--- start ---

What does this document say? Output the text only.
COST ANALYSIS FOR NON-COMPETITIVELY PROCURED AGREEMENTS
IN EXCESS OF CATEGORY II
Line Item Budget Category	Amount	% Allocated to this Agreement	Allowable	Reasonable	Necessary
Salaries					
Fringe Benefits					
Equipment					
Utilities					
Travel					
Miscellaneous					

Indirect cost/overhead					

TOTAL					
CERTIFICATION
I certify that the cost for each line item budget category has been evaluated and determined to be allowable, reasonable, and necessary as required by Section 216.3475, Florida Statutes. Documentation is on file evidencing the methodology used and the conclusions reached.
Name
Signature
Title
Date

--- end ---
--- start ---

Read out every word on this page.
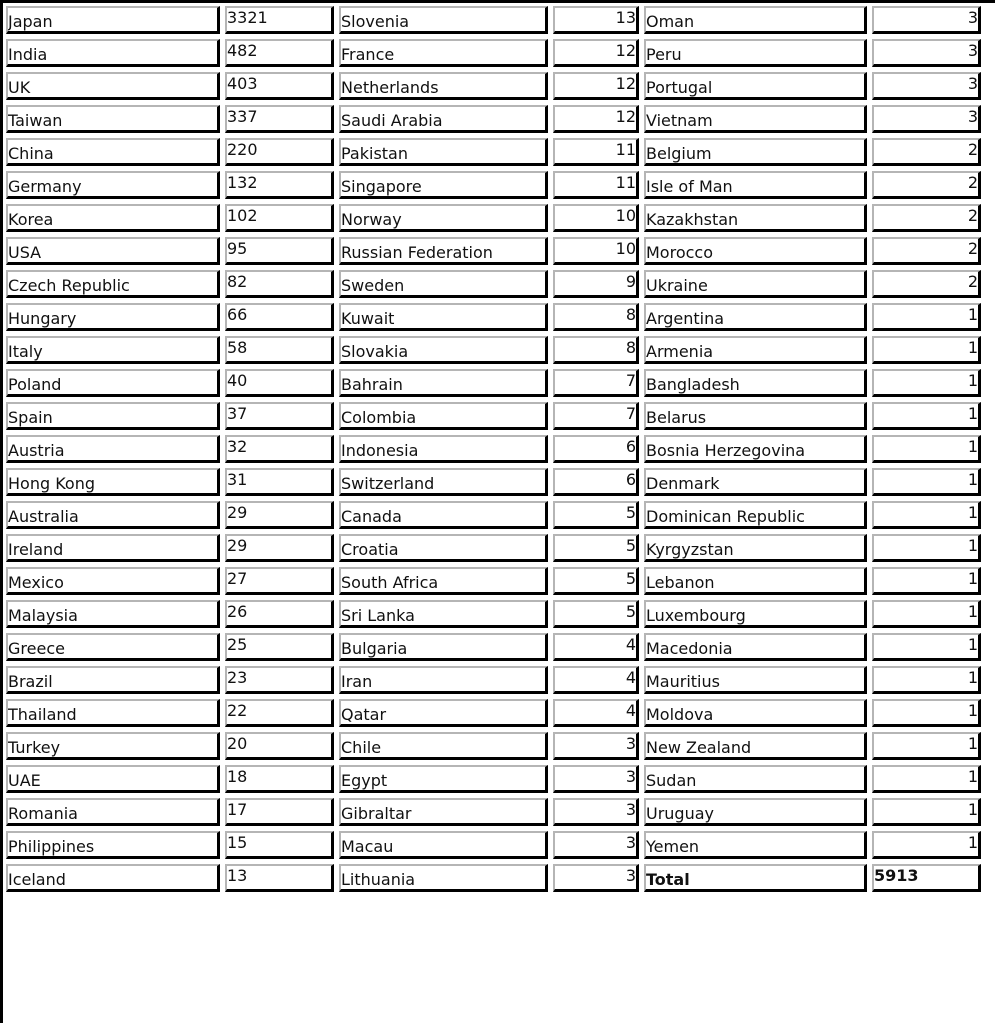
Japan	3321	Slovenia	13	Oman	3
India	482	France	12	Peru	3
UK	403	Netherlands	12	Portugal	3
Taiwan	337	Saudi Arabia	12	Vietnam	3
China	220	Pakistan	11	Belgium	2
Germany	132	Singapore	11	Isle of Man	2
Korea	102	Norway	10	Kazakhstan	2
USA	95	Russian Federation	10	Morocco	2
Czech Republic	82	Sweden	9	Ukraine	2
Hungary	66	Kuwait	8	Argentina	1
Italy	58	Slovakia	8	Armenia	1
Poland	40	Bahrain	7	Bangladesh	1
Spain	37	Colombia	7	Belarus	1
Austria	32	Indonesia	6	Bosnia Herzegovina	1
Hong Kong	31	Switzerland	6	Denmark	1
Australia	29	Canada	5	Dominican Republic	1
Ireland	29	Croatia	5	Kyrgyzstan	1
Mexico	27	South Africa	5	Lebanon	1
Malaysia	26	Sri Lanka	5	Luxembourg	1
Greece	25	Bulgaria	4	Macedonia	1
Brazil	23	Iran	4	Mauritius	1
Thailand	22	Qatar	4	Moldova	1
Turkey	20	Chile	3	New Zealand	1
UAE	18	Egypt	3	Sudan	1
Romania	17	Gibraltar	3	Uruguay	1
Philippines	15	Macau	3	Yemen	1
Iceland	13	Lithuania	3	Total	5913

--- end ---
--- start ---

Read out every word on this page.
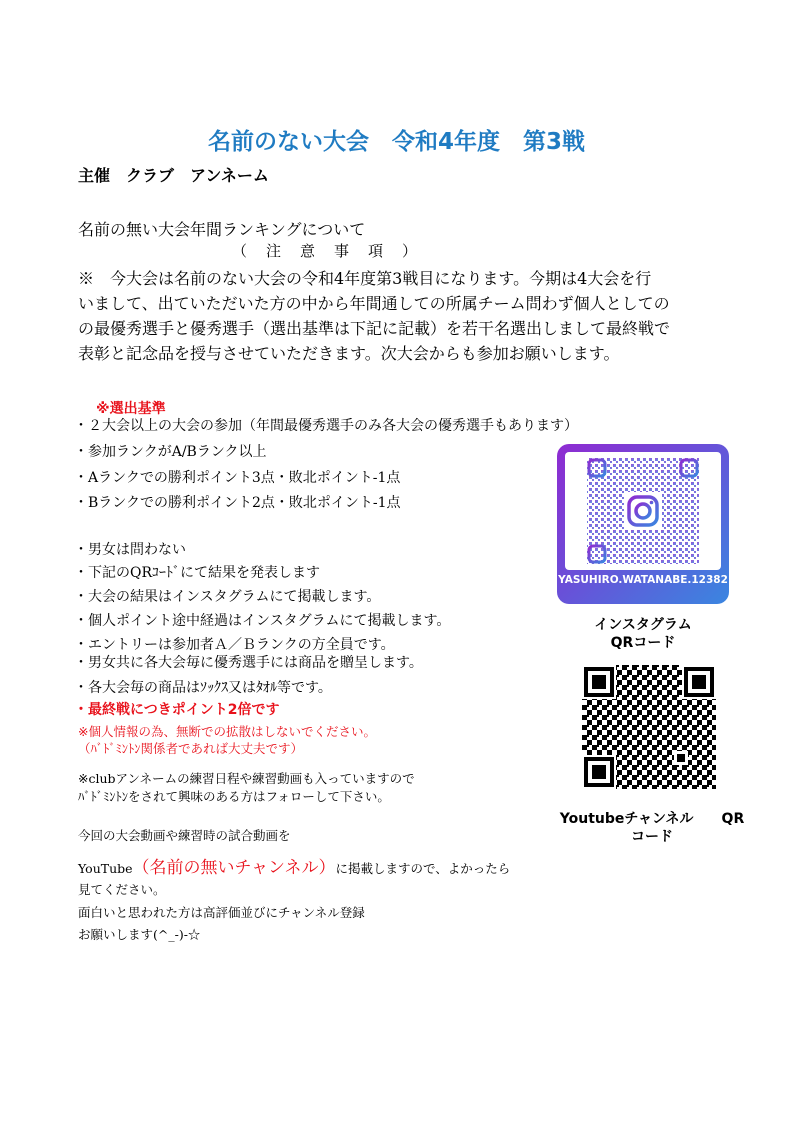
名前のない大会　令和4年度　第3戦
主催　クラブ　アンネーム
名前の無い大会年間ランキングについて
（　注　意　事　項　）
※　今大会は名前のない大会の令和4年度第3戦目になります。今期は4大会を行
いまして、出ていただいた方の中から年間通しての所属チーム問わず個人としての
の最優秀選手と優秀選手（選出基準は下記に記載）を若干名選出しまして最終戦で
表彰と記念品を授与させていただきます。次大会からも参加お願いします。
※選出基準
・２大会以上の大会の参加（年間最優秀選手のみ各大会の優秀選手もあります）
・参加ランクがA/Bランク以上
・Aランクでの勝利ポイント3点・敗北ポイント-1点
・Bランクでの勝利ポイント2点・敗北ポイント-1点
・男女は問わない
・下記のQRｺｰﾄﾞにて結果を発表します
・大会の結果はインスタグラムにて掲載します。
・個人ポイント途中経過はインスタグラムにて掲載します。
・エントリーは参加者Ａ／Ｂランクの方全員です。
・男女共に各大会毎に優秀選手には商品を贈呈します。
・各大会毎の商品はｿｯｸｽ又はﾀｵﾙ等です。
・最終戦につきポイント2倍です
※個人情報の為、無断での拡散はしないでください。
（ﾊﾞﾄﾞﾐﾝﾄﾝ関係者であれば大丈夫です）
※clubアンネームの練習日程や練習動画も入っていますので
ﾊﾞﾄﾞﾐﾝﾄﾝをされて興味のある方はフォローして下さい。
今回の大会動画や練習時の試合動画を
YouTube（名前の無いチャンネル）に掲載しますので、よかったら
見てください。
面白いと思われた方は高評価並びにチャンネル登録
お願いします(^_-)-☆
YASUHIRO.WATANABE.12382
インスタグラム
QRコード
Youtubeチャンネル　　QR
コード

--- end ---

Goal of the exercise: Extract all lines from the data in which "this" is found.

Reply to the task:
What does this document say? Output the text only.
Line Item Budget Category	Amount	% Allocated to this Agreement	Allowable	Reasonable	Necessary
Read out every word on this page.
Read out every word on this page.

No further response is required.